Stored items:
-------

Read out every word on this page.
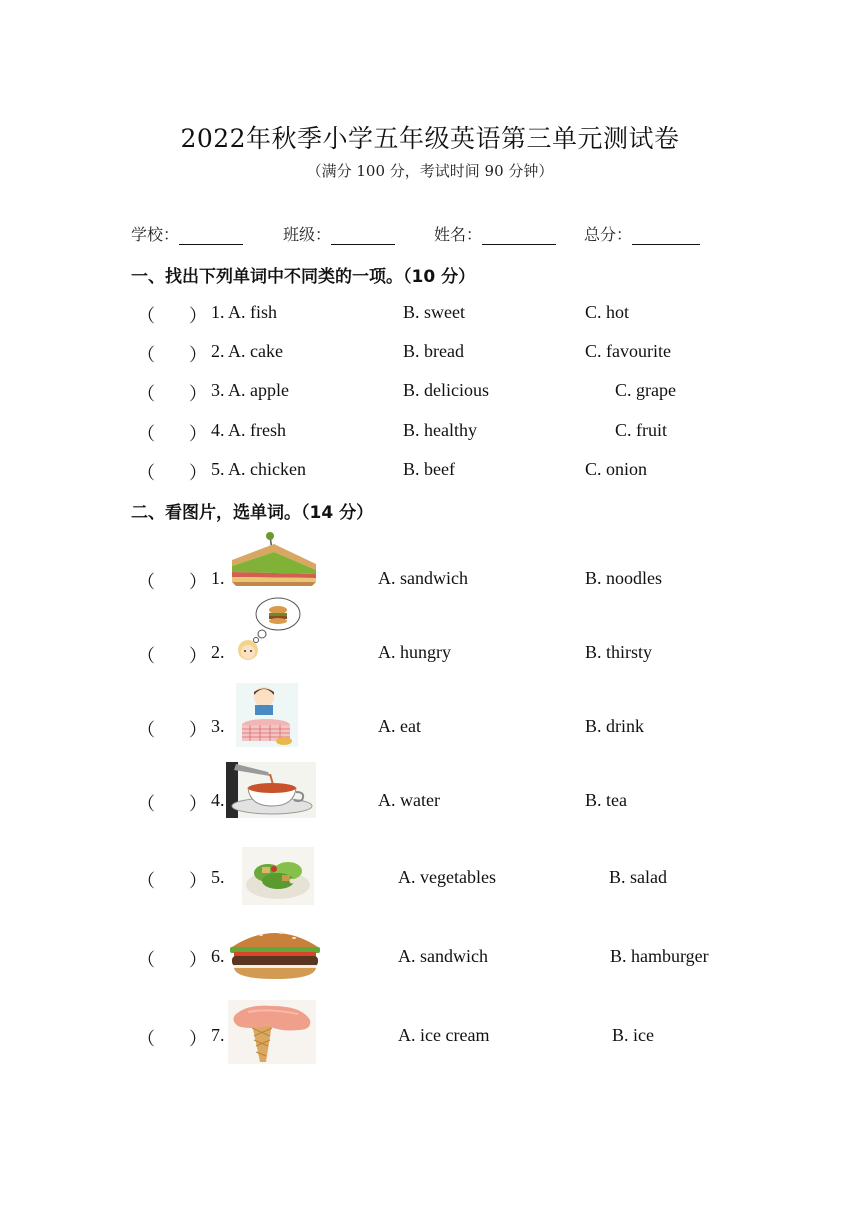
2022年秋季小学五年级英语第三单元测试卷
（满分 100 分，考试时间 90 分钟）
学校：	班级：	姓名：	总分：
一、找出下列单词中不同类的一项。（10 分）
（ ） 1. A. fish	B. sweet	C. hot
（ ） 2. A. cake	B. bread	C. favourite
（ ） 3. A. apple	B. delicious	C. grape
（ ） 4. A. fresh	B. healthy	C. fruit
（ ） 5. A. chicken	B. beef	C. onion
二、看图片，选单词。（14 分）
（ ） 1.	A. sandwich	B. noodles
（ ） 2.	A. hungry	B. thirsty
（ ） 3.	A. eat	B. drink
（ ） 4.	A. water	B. tea
（ ） 5.	A. vegetables	B. salad
（ ） 6.	A. sandwich	B. hamburger
（ ） 7.	A. ice cream	B. ice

-------

▶ **What to work on**:
Copy all lines from the listing that contain "sandwich".

▶ **Correct result**:
（ ） 1.	A. sandwich	B. noodles
（ ） 6.	A. sandwich	B. hamburger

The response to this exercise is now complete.